読解文 =>
☆ ☆ ☆ ☆ ☆ ☆ ☆

この件以降は多少ながらも人間的な成長が見受けられるようになる。

第2次OG編集

「ミッション・ハルパーの時もそうでした。 彼らは軍人であるにも関わらず、 主観重視で行動する傾向にあります」
「もっとも、自分もそういう時期はありましたが…」
第29話「揺れる矛先」より。アルテウルから鋼龍戦隊の動向を問われた際に。当時の上官だったヴィンデルの意向もあったとはいえ、さりげなくインスペクター事変での自身を省みる発言をするなど、相当に思うところがあったようである。
「軟弱な連邦軍は理想の軍隊たり得ん。シャドウミラーなき今、ガイアセイバーズこそが、最高権力者の剣こそが我が理想の軍隊。 私を拾って下さったアルテウル司令に報いるべく、 恥を忍んでここにいる」
第33話「偽面の報復者」にて。キョウスケからのうのうと連邦側へ出戻った事を批難されての返答。ガイアセイバーズを評価するには屁理屈感丸出しな理論ではあるが、最後の件では異星人側へ寝返りながら連邦側へ戻ってきたことを恥じてはいたり、正体を隠す気が全くない事も踏まえると、人間的な成長はあるのかもしれない。

☆ ☆ ☆ ☆ ☆ ☆ ☆

提供資料 =>

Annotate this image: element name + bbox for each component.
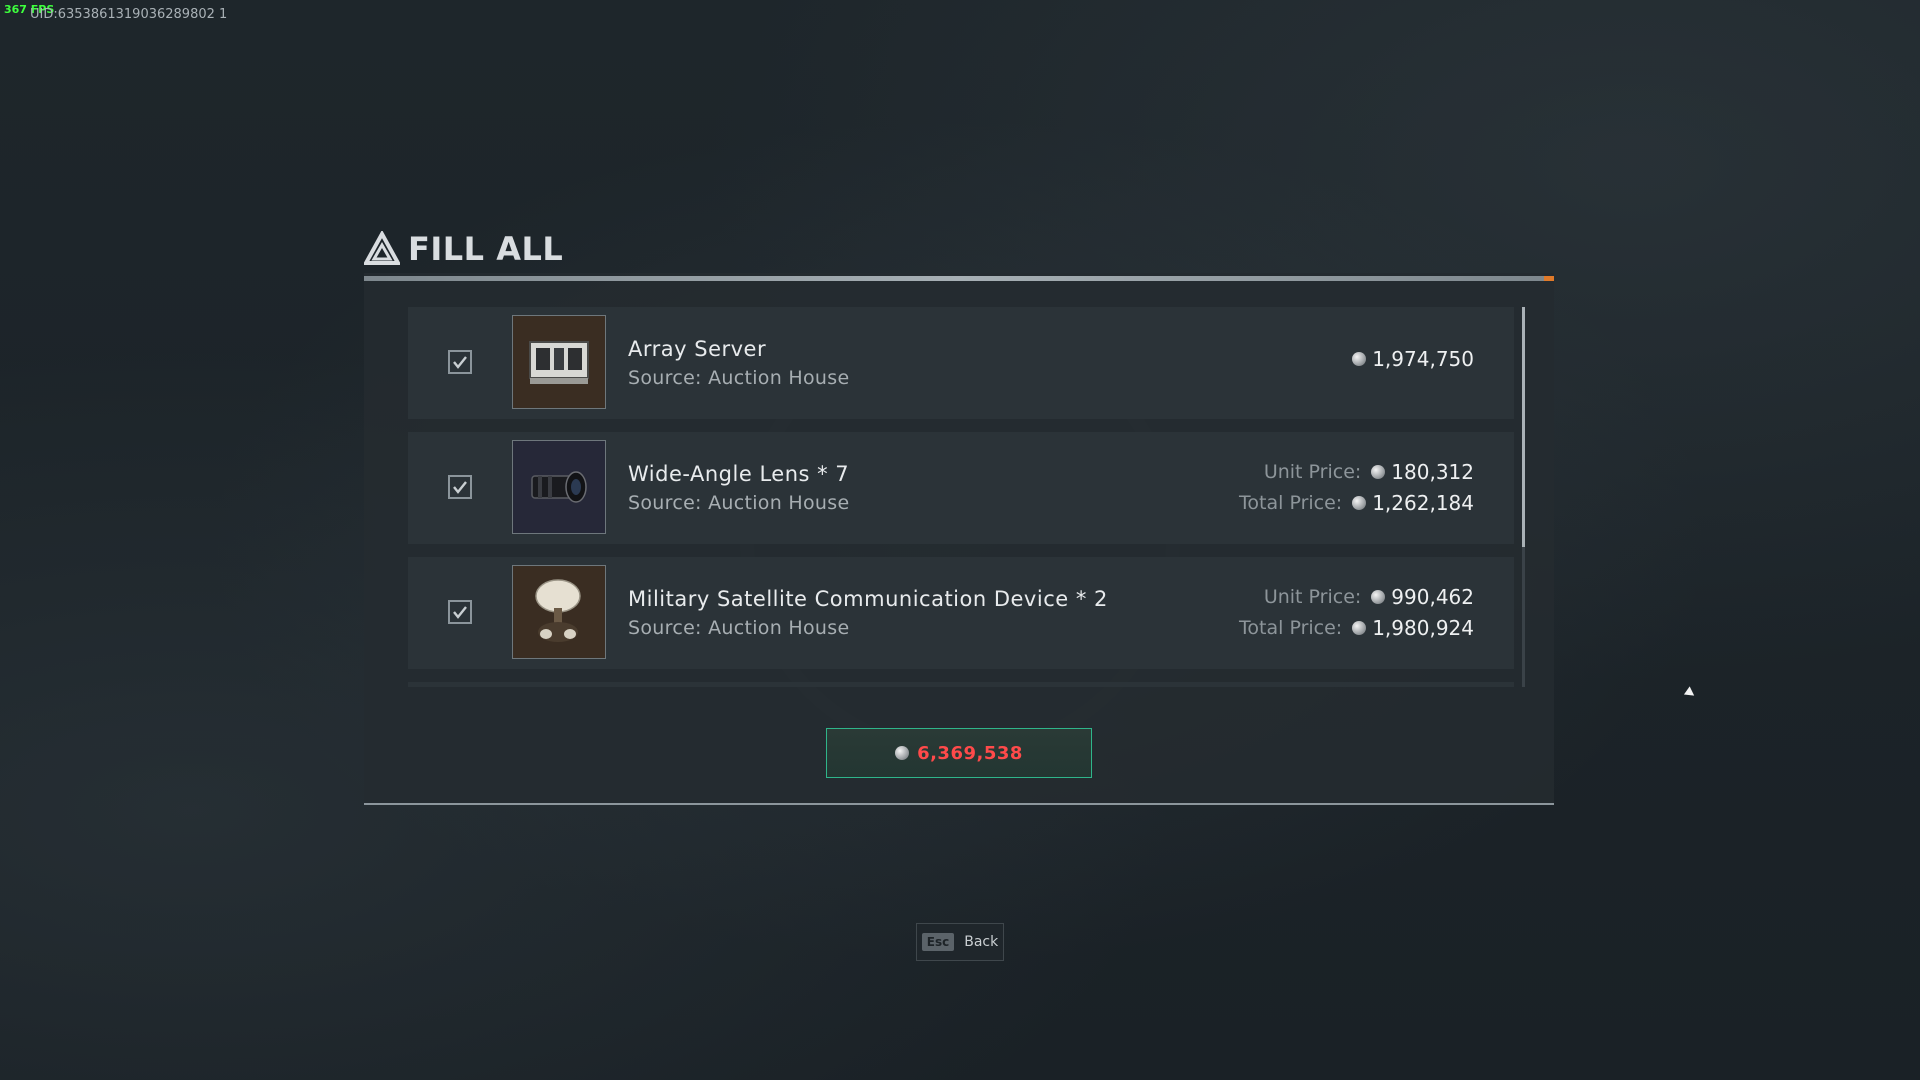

☆ ☆ ☆ ☆ ☆ ☆ ☆

演習問題 =>
(a) 読解文をもとに、次の問いに答えてください。
(i) 第29話の題名は何ですか。
(ii) 第29話の発言は、誰から何を問われた際のものですか。
(iii) 第33話の発言は、誰からの批難に対する返答ですか。
(b) 読解文のうち「第29話「揺れる矛先」より。」で始まる段落を、主要な事実を残して箇条書きに改めてください。
(c) 読解文の最後の文を受けて、その続きを書き継いでください。

最終解答 =>
(a)
(i) 「揺れる矛先」
(ii) アルテウルから、鋼龍戦隊の動向を問われた際のものです。
(iii) キョウスケからの批難に対する返答です。

(b)
- 出典：第29話「揺れる矛先」
- 場面：アルテウルから鋼龍戦隊の動向を問われた際
- 当時の上官だったヴィンデルの意向もあった
- さりげなくインスペクター事変での自身を省みる発言をしている
- 相当に思うところがあったようである

(c)
「アルテウル! アルテウル・シュタインベック!! 」
「この身に代えても!貴様を!」「貴様を討つ!」
「FTBシーケンス!」「フィールド・ブレード、ON!」
「うおおおお!!」
最終話「古の忌憶」にて。家族を失ったきっかけである「L5戦役」、それを引き起こした元凶であるユーゼスに怒りを爆発させ、エア・クリスマスで特攻を仕掛ける。ユーゼスは「下らぬ手だ」と一蹴したが…。
なお、このイベントは『F完結編』でのバスクがシロッコに特攻するシーンのオマージュとなっている[3]
「元より、今の一撃が効かぬのは承知の上……!」
「……笑うがいい、テツヤ・オノデラ……この私の無様な姿を……」
「地球圏存続のため……強大な力を求め続けた結果が……この様だ……」
アダマトロンに特攻した後の台詞。願いその物は間違った物では無かったにせよ、今までの自分が手段を決定的に間違ってしまっていた事を認めており、その事に対する強い悔恨が見える。OG2での自分勝手で無責任な名ばかりのパーフェクトであった姿はもう無いだろう。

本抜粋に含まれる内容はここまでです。